DATA FOR THE TASK>
= = = = = = =

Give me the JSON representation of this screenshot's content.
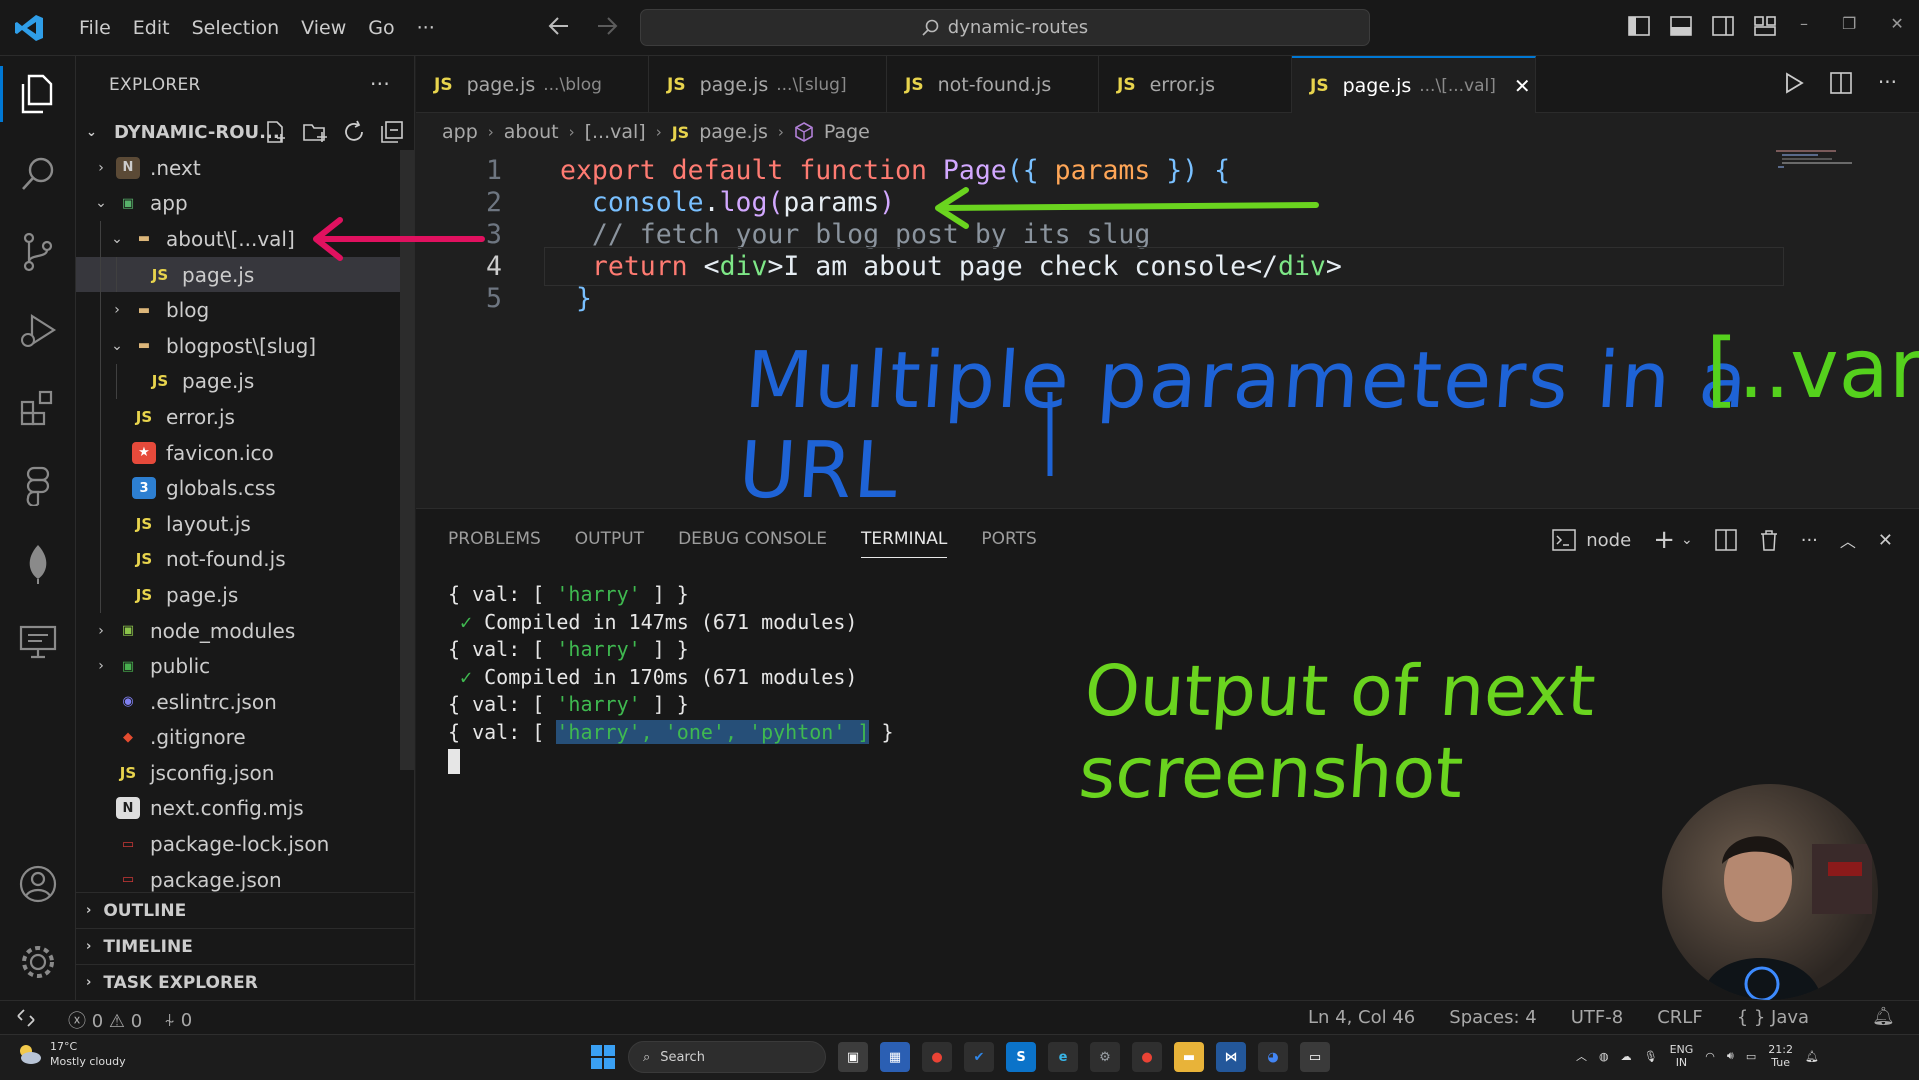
{
  "titlebar": {
    "menu": [
      "File",
      "Edit",
      "Selection",
      "View",
      "Go",
      "···"
    ],
    "search_text": "dynamic-routes"
  },
  "activity_icons": [
    "explorer-icon",
    "search-icon",
    "source-control-icon",
    "run-debug-icon",
    "extensions-icon",
    "figma-icon",
    "mongodb-icon",
    "remote-explorer-icon",
    "account-icon",
    "settings-gear-icon"
  ],
  "sidebar": {
    "title": "EXPLORER",
    "root": "DYNAMIC-ROU...",
    "tree": [
      {
        "label": ".next",
        "depth": 1,
        "chev": "›",
        "icon": "folder-next"
      },
      {
        "label": "app",
        "depth": 1,
        "chev": "⌄",
        "icon": "folder-app"
      },
      {
        "label": "about\\[...val]",
        "depth": 2,
        "chev": "⌄",
        "icon": "folder"
      },
      {
        "label": "page.js",
        "depth": 3,
        "chev": "",
        "icon": "js",
        "selected": true
      },
      {
        "label": "blog",
        "depth": 2,
        "chev": "›",
        "icon": "folder"
      },
      {
        "label": "blogpost\\[slug]",
        "depth": 2,
        "chev": "⌄",
        "icon": "folder"
      },
      {
        "label": "page.js",
        "depth": 3,
        "chev": "",
        "icon": "js"
      },
      {
        "label": "error.js",
        "depth": 2,
        "chev": "",
        "icon": "js"
      },
      {
        "label": "favicon.ico",
        "depth": 2,
        "chev": "",
        "icon": "favicon"
      },
      {
        "label": "globals.css",
        "depth": 2,
        "chev": "",
        "icon": "css"
      },
      {
        "label": "layout.js",
        "depth": 2,
        "chev": "",
        "icon": "js"
      },
      {
        "label": "not-found.js",
        "depth": 2,
        "chev": "",
        "icon": "js"
      },
      {
        "label": "page.js",
        "depth": 2,
        "chev": "",
        "icon": "js"
      },
      {
        "label": "node_modules",
        "depth": 1,
        "chev": "›",
        "icon": "folder-node"
      },
      {
        "label": "public",
        "depth": 1,
        "chev": "›",
        "icon": "folder-public"
      },
      {
        "label": ".eslintrc.json",
        "depth": 1,
        "chev": "",
        "icon": "eslint"
      },
      {
        "label": ".gitignore",
        "depth": 1,
        "chev": "",
        "icon": "git"
      },
      {
        "label": "jsconfig.json",
        "depth": 1,
        "chev": "",
        "icon": "jsconfig"
      },
      {
        "label": "next.config.mjs",
        "depth": 1,
        "chev": "",
        "icon": "next"
      },
      {
        "label": "package-lock.json",
        "depth": 1,
        "chev": "",
        "icon": "npm"
      },
      {
        "label": "package.json",
        "depth": 1,
        "chev": "",
        "icon": "npm"
      }
    ],
    "sections": [
      "OUTLINE",
      "TIMELINE",
      "TASK EXPLORER"
    ]
  },
  "tabs": [
    {
      "label": "page.js",
      "desc": "...\\blog",
      "active": false
    },
    {
      "label": "page.js",
      "desc": "...\\[slug]",
      "active": false
    },
    {
      "label": "not-found.js",
      "desc": "",
      "active": false
    },
    {
      "label": "error.js",
      "desc": "",
      "active": false
    },
    {
      "label": "page.js",
      "desc": "...\\[...val]",
      "active": true
    }
  ],
  "breadcrumb": [
    "app",
    "about",
    "[...val]",
    "page.js",
    "Page"
  ],
  "code": {
    "line_numbers": [
      "1",
      "2",
      "3",
      "4",
      "5"
    ],
    "current_line": 4
  },
  "annotations": {
    "blue_note": "Multiple parameters in a URL",
    "bracket_note": "[..var]",
    "green_note": "Output of next screenshot"
  },
  "panel": {
    "tabs": [
      "PROBLEMS",
      "OUTPUT",
      "DEBUG CONSOLE",
      "TERMINAL",
      "PORTS"
    ],
    "active_tab": "TERMINAL",
    "terminal_name": "node",
    "lines": [
      {
        "pre": "{ val: [ ",
        "str": "'harry'",
        "post": " ] }"
      },
      {
        "check": "✓",
        "text": " Compiled in 147ms (671 modules)"
      },
      {
        "pre": "{ val: [ ",
        "str": "'harry'",
        "post": " ] }"
      },
      {
        "check": "✓",
        "text": " Compiled in 170ms (671 modules)"
      },
      {
        "pre": "{ val: [ ",
        "str": "'harry'",
        "post": " ] }"
      },
      {
        "pre": "{ val: [ ",
        "hl": "'harry', 'one', 'pyhton' ]",
        "post": " }"
      }
    ]
  },
  "statusbar": {
    "errors": "0",
    "warnings": "0",
    "ports": "0",
    "position": "Ln 4, Col 46",
    "spaces": "Spaces: 4",
    "encoding": "UTF-8",
    "eol": "CRLF",
    "language": "{ } Java"
  },
  "taskbar": {
    "temperature": "17°C",
    "weather": "Mostly cloudy",
    "search": "Search",
    "lang_top": "ENG",
    "lang_bottom": "IN",
    "time": "21:2",
    "day": "Tue"
  },
  "colors": {
    "accent": "#0078d4",
    "annotation_blue": "#1e63d6",
    "annotation_green": "#55d11d",
    "arrow_red": "#e0115f"
  }
}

= = = = = = =

EXERCISE AIM>
Write every entry out again exactly, dropping the pictures.

TASK RESPONSE>
Give me the JSON representation of this screenshot's content.
{
  "titlebar": {
    "menu": [
      "File",
      "Edit",
      "Selection",
      "View",
      "Go",
      "···"
    ],
    "search_text": "dynamic-routes"
  },
  "activity_icons": [
    "explorer-icon",
    "search-icon",
    "source-control-icon",
    "run-debug-icon",
    "extensions-icon",
    "figma-icon",
    "mongodb-icon",
    "remote-explorer-icon",
    "account-icon",
    "settings-gear-icon"
  ],
  "sidebar": {
    "title": "EXPLORER",
    "root": "DYNAMIC-ROU...",
    "tree": [
      {
        "label": ".next",
        "depth": 1,
        "chev": "›",
        "icon": "folder-next"
      },
      {
        "label": "app",
        "depth": 1,
        "chev": "⌄",
        "icon": "folder-app"
      },
      {
        "label": "about\\[...val]",
        "depth": 2,
        "chev": "⌄",
        "icon": "folder"
      },
      {
        "label": "page.js",
        "depth": 3,
        "chev": "",
        "icon": "js",
        "selected": true
      },
      {
        "label": "blog",
        "depth": 2,
        "chev": "›",
        "icon": "folder"
      },
      {
        "label": "blogpost\\[slug]",
        "depth": 2,
        "chev": "⌄",
        "icon": "folder"
      },
      {
        "label": "page.js",
        "depth": 3,
        "chev": "",
        "icon": "js"
      },
      {
        "label": "error.js",
        "depth": 2,
        "chev": "",
        "icon": "js"
      },
      {
        "label": "favicon.ico",
        "depth": 2,
        "chev": "",
        "icon": "favicon"
      },
      {
        "label": "globals.css",
        "depth": 2,
        "chev": "",
        "icon": "css"
      },
      {
        "label": "layout.js",
        "depth": 2,
        "chev": "",
        "icon": "js"
      },
      {
        "label": "not-found.js",
        "depth": 2,
        "chev": "",
        "icon": "js"
      },
      {
        "label": "page.js",
        "depth": 2,
        "chev": "",
        "icon": "js"
      },
      {
        "label": "node_modules",
        "depth": 1,
        "chev": "›",
        "icon": "folder-node"
      },
      {
        "label": "public",
        "depth": 1,
        "chev": "›",
        "icon": "folder-public"
      },
      {
        "label": ".eslintrc.json",
        "depth": 1,
        "chev": "",
        "icon": "eslint"
      },
      {
        "label": ".gitignore",
        "depth": 1,
        "chev": "",
        "icon": "git"
      },
      {
        "label": "jsconfig.json",
        "depth": 1,
        "chev": "",
        "icon": "jsconfig"
      },
      {
        "label": "next.config.mjs",
        "depth": 1,
        "chev": "",
        "icon": "next"
      },
      {
        "label": "package-lock.json",
        "depth": 1,
        "chev": "",
        "icon": "npm"
      },
      {
        "label": "package.json",
        "depth": 1,
        "chev": "",
        "icon": "npm"
      }
    ],
    "sections": [
      "OUTLINE",
      "TIMELINE",
      "TASK EXPLORER"
    ]
  },
  "tabs": [
    {
      "label": "page.js",
      "desc": "...\\blog",
      "active": false
    },
    {
      "label": "page.js",
      "desc": "...\\[slug]",
      "active": false
    },
    {
      "label": "not-found.js",
      "desc": "",
      "active": false
    },
    {
      "label": "error.js",
      "desc": "",
      "active": false
    },
    {
      "label": "page.js",
      "desc": "...\\[...val]",
      "active": true
    }
  ],
  "breadcrumb": [
    "app",
    "about",
    "[...val]",
    "page.js",
    "Page"
  ],
  "code": {
    "line_numbers": [
      "1",
      "2",
      "3",
      "4",
      "5"
    ],
    "current_line": 4
  },
  "annotations": {
    "blue_note": "Multiple parameters in a URL",
    "bracket_note": "[..var]",
    "green_note": "Output of next screenshot"
  },
  "panel": {
    "tabs": [
      "PROBLEMS",
      "OUTPUT",
      "DEBUG CONSOLE",
      "TERMINAL",
      "PORTS"
    ],
    "active_tab": "TERMINAL",
    "terminal_name": "node",
    "lines": [
      {
        "pre": "{ val: [ ",
        "str": "'harry'",
        "post": " ] }"
      },
      {
        "check": "✓",
        "text": " Compiled in 147ms (671 modules)"
      },
      {
        "pre": "{ val: [ ",
        "str": "'harry'",
        "post": " ] }"
      },
      {
        "check": "✓",
        "text": " Compiled in 170ms (671 modules)"
      },
      {
        "pre": "{ val: [ ",
        "str": "'harry'",
        "post": " ] }"
      },
      {
        "pre": "{ val: [ ",
        "hl": "'harry', 'one', 'pyhton' ]",
        "post": " }"
      }
    ]
  },
  "statusbar": {
    "errors": "0",
    "warnings": "0",
    "ports": "0",
    "position": "Ln 4, Col 46",
    "spaces": "Spaces: 4",
    "encoding": "UTF-8",
    "eol": "CRLF",
    "language": "{ } Java"
  },
  "taskbar": {
    "temperature": "17°C",
    "weather": "Mostly cloudy",
    "search": "Search",
    "lang_top": "ENG",
    "lang_bottom": "IN",
    "time": "21:2",
    "day": "Tue"
  },
  "colors": {
    "accent": "#0078d4",
    "annotation_blue": "#1e63d6",
    "annotation_green": "#55d11d",
    "arrow_red": "#e0115f"
  }
}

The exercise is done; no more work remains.